[Stored records]
★ ★ ★ ★ ★ ★ ★
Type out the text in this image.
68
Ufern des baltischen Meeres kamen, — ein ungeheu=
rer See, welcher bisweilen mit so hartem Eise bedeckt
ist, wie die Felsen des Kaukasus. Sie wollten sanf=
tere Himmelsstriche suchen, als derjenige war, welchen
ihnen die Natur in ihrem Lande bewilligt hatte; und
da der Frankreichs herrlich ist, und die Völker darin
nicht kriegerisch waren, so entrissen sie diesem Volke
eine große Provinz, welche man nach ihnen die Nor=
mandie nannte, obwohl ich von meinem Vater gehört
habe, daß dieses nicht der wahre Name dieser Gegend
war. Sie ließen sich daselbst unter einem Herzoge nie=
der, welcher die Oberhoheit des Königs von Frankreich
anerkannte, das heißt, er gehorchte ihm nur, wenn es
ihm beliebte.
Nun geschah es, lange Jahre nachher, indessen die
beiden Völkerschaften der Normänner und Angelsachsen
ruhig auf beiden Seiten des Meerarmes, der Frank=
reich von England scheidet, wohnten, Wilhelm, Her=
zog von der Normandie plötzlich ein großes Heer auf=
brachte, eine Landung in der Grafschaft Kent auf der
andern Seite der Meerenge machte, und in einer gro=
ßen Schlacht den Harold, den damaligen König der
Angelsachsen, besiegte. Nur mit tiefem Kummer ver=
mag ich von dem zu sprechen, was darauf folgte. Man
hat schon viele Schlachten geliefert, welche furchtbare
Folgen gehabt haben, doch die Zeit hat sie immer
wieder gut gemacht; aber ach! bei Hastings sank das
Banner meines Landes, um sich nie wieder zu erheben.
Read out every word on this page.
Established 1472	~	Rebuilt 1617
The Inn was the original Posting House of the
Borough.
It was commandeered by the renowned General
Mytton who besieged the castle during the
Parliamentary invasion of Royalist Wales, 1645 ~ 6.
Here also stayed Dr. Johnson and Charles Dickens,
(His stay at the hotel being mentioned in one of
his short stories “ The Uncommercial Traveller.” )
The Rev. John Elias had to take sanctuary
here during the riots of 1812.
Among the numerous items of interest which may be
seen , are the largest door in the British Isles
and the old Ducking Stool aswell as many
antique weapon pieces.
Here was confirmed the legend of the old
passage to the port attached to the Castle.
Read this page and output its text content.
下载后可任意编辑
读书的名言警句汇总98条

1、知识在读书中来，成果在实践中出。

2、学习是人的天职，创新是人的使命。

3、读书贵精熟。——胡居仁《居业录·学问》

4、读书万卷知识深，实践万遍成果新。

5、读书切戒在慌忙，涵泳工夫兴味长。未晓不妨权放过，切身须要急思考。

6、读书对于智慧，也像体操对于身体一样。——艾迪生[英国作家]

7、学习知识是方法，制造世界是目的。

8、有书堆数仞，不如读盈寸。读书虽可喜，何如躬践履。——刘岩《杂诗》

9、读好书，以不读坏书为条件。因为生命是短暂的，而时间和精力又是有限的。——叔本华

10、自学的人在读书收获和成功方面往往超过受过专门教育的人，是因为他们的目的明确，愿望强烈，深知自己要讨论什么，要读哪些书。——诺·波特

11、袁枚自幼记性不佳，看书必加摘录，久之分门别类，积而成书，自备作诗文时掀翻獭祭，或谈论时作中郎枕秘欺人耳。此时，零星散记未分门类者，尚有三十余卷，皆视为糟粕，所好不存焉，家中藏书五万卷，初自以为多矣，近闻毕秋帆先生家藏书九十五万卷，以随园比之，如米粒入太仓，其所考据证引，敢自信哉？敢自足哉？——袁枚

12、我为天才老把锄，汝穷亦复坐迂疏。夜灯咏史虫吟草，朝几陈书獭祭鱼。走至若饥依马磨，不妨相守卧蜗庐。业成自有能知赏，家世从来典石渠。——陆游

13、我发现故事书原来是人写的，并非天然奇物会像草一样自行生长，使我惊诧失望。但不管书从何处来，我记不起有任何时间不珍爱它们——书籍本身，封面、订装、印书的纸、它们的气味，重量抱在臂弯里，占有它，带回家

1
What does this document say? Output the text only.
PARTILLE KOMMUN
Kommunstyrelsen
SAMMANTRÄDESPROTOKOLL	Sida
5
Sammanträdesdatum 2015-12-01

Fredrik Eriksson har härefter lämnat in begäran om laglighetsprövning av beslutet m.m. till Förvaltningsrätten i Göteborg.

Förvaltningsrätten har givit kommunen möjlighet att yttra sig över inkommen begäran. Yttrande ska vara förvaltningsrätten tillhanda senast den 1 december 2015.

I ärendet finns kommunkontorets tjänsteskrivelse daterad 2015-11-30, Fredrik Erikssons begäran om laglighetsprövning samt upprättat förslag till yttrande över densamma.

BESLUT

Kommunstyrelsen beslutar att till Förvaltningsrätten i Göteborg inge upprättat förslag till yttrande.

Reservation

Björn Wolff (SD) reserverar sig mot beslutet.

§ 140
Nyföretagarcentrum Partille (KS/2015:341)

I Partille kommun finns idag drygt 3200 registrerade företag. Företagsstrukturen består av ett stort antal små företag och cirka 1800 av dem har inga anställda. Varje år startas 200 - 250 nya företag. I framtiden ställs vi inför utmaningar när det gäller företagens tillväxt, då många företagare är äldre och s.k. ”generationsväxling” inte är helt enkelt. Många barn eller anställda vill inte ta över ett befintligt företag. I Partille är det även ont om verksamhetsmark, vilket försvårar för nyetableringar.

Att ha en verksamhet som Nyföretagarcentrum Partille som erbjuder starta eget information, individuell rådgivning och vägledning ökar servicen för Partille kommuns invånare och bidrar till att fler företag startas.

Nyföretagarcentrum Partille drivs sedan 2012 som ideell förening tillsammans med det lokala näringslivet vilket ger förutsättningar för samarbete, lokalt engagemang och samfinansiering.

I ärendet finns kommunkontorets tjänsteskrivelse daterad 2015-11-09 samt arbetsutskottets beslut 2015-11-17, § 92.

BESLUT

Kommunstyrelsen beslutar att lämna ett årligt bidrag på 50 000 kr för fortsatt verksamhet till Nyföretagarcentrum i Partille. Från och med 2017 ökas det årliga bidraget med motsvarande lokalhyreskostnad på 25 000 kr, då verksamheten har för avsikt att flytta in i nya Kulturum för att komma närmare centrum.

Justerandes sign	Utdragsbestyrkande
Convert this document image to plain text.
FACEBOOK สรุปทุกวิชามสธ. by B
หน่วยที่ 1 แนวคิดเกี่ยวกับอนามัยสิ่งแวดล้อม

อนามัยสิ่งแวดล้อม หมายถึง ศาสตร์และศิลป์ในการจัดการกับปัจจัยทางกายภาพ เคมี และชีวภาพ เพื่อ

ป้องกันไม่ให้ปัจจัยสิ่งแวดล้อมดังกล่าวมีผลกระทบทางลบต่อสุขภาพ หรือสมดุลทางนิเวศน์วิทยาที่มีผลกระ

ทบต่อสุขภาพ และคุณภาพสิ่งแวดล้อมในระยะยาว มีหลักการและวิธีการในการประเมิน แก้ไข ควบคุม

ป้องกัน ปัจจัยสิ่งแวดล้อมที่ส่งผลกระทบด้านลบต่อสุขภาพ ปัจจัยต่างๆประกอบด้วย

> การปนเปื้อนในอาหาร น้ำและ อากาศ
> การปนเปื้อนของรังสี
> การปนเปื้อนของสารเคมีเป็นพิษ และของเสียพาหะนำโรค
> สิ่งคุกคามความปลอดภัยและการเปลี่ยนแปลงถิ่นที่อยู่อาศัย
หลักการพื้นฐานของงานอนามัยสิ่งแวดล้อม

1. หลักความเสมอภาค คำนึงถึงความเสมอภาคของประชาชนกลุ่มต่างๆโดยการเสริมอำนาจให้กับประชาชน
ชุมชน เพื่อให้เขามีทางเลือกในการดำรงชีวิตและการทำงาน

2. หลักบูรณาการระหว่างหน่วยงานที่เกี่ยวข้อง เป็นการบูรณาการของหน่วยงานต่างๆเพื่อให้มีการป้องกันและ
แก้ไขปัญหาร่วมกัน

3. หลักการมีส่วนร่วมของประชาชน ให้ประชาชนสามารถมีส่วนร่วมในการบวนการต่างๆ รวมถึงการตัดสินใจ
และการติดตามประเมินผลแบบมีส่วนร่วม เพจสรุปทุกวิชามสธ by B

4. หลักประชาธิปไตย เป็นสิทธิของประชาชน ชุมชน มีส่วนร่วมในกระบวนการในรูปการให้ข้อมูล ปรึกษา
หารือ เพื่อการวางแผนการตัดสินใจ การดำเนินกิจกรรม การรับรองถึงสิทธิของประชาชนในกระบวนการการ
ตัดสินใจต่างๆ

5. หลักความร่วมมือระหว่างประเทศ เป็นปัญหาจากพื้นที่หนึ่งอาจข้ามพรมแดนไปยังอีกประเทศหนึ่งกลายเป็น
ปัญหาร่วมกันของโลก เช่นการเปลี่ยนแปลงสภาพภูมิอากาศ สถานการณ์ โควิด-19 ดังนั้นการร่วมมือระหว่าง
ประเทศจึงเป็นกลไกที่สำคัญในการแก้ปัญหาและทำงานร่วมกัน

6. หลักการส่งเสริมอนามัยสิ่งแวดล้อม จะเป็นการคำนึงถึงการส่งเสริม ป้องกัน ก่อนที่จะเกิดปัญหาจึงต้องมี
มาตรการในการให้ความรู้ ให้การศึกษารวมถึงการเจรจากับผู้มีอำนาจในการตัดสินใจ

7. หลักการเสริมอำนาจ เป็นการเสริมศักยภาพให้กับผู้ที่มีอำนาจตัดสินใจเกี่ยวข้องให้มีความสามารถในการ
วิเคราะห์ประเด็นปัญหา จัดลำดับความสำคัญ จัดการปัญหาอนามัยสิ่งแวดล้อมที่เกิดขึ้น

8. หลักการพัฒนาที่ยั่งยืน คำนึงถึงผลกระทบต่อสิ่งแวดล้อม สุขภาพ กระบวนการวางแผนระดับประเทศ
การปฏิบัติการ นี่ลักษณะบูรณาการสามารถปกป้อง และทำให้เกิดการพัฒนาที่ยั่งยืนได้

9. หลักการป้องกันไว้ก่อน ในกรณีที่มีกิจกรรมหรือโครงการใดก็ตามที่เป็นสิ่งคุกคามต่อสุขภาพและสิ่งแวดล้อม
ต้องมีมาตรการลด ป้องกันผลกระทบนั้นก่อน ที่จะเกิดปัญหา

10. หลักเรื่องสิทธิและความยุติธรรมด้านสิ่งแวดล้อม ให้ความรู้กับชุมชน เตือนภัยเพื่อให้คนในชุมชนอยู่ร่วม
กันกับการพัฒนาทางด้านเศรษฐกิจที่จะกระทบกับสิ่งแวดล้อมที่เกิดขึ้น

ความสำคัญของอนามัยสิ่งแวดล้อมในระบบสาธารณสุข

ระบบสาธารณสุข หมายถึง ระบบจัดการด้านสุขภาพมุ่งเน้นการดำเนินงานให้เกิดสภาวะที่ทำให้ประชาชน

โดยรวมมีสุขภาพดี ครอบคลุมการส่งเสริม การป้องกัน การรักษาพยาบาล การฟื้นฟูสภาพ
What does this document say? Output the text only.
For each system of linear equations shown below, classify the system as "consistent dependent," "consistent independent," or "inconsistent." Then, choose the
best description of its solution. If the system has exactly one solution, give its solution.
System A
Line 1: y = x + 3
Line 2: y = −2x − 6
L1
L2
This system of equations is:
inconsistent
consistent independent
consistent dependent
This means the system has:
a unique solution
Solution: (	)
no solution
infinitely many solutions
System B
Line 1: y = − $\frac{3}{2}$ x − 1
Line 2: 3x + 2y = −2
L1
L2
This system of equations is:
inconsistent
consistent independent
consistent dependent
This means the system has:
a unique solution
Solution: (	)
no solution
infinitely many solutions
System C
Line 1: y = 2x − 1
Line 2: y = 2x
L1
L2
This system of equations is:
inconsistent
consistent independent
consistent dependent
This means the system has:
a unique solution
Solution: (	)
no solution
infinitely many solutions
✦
★ ★ ★ ★ ★ ★ ★
■ Task to complete:
Look for lines containing the string "กการพ" and copy them all.

■ Result of this task:
หลักการพื้นฐานของงานอนามัยสิ่งแวดล้อม
8. หลักการพัฒนาที่ยั่งยืน คำนึงถึงผลกระทบต่อสิ่งแวดล้อม สุขภาพ กระบวนการวางแผนระดับประเทศ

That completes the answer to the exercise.